Requirements - Find the lines with the string "lake" and return them.

* BEGIN Dataset entries *

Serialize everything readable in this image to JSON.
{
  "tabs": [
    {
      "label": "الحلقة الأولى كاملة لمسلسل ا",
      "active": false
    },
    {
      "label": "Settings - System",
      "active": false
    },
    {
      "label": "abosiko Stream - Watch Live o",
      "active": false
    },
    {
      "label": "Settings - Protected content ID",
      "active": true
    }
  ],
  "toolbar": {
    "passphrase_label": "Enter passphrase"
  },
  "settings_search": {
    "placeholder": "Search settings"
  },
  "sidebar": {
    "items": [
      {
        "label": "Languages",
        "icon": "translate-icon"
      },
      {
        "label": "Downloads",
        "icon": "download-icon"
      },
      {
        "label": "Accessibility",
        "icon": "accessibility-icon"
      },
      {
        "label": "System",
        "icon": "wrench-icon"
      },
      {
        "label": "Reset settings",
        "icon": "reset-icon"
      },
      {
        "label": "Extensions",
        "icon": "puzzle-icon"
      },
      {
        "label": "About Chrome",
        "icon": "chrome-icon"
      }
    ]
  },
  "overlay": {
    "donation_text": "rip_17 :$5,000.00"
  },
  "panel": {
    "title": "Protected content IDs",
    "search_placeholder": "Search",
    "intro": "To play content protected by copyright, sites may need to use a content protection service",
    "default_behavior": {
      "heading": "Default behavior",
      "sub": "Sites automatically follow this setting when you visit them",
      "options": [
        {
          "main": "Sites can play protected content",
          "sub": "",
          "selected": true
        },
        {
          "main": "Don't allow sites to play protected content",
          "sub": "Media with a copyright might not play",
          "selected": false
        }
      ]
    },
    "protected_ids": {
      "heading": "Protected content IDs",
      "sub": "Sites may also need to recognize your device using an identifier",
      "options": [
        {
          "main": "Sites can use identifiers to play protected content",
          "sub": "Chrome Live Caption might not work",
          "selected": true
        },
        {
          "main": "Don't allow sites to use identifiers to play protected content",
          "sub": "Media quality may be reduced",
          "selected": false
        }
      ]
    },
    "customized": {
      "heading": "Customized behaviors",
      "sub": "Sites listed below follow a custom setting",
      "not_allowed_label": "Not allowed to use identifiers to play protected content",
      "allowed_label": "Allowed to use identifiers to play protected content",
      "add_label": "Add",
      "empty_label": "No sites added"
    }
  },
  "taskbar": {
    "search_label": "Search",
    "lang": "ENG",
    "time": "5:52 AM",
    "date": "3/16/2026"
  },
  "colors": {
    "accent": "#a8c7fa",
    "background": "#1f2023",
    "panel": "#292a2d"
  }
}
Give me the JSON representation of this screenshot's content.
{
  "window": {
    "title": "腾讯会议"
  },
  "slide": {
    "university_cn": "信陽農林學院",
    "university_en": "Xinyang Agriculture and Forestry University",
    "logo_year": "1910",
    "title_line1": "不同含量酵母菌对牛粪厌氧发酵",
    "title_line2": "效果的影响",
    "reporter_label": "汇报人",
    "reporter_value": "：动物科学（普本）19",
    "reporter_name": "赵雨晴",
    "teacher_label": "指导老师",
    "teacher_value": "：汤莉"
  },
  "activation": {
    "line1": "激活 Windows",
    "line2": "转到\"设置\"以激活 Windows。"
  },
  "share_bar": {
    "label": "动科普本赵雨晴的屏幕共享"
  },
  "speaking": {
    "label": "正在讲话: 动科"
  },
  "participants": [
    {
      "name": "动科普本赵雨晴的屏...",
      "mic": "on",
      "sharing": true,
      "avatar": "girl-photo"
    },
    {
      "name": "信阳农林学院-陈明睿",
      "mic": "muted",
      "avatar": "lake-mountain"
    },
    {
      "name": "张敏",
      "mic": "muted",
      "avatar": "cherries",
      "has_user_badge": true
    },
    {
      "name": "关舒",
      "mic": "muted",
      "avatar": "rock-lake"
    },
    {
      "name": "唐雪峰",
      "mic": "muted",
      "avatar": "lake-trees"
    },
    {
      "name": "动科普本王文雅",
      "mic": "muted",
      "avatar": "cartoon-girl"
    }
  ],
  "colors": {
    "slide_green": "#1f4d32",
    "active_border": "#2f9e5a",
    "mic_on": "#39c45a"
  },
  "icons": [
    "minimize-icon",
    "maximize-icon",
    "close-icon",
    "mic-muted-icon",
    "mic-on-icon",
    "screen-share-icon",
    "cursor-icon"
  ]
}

* END Dataset entries *

Answer below -
      "avatar": "lake-mountain"
      "avatar": "rock-lake"
      "avatar": "lake-trees"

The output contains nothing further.